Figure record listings
········

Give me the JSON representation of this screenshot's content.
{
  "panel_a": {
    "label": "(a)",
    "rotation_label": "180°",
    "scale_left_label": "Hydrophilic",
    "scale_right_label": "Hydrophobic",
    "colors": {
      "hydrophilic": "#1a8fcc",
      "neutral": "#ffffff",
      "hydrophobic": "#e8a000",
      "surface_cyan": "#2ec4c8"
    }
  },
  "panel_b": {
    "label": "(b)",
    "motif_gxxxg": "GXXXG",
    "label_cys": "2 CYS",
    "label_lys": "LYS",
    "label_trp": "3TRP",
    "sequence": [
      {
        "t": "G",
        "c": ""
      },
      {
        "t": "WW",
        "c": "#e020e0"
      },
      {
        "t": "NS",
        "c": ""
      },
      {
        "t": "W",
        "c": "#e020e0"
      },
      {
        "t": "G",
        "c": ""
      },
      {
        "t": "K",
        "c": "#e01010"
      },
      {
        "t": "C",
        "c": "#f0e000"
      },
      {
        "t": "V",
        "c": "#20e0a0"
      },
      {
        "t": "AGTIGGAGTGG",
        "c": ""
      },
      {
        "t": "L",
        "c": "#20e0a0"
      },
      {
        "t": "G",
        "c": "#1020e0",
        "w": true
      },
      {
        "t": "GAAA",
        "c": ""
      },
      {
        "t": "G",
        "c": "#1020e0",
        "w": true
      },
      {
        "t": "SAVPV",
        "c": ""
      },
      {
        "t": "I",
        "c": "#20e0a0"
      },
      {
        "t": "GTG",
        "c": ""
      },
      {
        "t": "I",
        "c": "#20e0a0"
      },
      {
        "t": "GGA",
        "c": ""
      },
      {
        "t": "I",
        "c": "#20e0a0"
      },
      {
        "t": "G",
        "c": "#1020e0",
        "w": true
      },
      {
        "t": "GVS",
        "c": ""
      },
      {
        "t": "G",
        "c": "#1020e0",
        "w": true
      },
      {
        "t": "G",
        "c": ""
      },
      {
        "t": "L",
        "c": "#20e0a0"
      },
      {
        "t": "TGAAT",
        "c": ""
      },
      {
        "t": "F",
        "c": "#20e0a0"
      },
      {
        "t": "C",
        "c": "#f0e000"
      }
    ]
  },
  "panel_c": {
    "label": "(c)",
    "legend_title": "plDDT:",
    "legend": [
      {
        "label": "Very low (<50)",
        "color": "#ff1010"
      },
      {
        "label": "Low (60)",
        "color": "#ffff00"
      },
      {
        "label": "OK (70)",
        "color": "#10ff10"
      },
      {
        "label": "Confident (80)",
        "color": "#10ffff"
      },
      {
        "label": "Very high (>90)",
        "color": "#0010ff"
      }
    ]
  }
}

········

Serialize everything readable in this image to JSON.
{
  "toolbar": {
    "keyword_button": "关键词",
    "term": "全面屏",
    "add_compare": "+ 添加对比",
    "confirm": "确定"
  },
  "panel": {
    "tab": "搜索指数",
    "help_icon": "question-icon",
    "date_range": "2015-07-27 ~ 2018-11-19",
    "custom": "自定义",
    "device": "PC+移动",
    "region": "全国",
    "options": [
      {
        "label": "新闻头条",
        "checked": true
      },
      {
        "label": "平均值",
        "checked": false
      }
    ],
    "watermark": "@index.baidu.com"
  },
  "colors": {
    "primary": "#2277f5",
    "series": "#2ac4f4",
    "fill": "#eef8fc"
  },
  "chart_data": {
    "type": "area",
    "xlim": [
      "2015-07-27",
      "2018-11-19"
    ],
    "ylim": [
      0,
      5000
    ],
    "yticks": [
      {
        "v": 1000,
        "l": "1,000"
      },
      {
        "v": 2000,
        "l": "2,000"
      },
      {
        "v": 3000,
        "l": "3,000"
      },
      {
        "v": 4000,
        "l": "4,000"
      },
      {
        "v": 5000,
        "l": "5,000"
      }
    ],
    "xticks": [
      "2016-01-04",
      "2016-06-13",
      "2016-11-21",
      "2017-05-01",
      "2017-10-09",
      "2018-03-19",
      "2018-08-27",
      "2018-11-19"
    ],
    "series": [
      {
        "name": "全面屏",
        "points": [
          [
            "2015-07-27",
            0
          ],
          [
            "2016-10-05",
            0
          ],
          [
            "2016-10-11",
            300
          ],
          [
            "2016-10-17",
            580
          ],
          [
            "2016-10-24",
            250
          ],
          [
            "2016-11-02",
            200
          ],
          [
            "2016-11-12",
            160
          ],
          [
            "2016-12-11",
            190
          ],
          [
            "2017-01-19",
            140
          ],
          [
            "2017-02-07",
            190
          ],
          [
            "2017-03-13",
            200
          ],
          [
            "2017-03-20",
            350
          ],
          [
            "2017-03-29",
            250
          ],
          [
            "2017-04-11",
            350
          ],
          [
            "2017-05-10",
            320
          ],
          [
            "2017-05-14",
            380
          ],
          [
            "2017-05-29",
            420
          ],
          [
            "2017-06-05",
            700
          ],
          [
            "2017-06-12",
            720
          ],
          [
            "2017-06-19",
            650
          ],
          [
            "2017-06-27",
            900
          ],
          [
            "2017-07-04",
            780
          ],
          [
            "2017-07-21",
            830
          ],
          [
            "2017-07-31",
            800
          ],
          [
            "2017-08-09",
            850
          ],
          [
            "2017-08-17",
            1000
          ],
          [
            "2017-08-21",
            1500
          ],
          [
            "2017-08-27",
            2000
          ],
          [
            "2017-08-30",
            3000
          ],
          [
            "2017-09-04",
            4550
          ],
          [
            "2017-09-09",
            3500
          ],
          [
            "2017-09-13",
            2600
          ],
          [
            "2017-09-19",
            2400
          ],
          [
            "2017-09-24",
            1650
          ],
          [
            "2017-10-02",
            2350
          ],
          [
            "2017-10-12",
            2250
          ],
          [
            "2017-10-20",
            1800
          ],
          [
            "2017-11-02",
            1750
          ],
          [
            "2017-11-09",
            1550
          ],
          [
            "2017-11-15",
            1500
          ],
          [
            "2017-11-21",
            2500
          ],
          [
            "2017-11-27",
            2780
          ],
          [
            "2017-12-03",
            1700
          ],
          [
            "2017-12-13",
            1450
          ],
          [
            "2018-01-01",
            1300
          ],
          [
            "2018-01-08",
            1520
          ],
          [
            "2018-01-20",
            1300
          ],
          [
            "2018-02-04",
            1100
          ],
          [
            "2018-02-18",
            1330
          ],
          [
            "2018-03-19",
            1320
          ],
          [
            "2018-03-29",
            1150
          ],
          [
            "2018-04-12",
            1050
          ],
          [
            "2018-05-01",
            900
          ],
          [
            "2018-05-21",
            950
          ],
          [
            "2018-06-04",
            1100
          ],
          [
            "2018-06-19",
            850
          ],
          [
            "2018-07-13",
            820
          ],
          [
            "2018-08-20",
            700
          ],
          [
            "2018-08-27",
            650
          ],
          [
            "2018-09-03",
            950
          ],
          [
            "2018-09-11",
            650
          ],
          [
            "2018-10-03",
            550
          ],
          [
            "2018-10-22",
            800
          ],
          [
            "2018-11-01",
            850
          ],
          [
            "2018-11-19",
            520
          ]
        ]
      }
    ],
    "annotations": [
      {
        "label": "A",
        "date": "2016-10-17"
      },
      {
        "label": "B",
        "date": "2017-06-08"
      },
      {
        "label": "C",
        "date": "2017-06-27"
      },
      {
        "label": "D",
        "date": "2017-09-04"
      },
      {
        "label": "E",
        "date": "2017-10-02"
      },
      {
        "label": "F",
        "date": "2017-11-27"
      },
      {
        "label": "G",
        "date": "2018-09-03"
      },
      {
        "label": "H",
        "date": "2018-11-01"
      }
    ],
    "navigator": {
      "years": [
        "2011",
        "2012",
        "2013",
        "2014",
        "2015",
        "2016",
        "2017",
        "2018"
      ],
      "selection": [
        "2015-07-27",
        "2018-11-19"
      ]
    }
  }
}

········

▶ To be done
Gather every line containing the word "JSON" and copy it.

▶ Exercise result
Give me the JSON representation of this screenshot's content.
Serialize everything readable in this image to JSON.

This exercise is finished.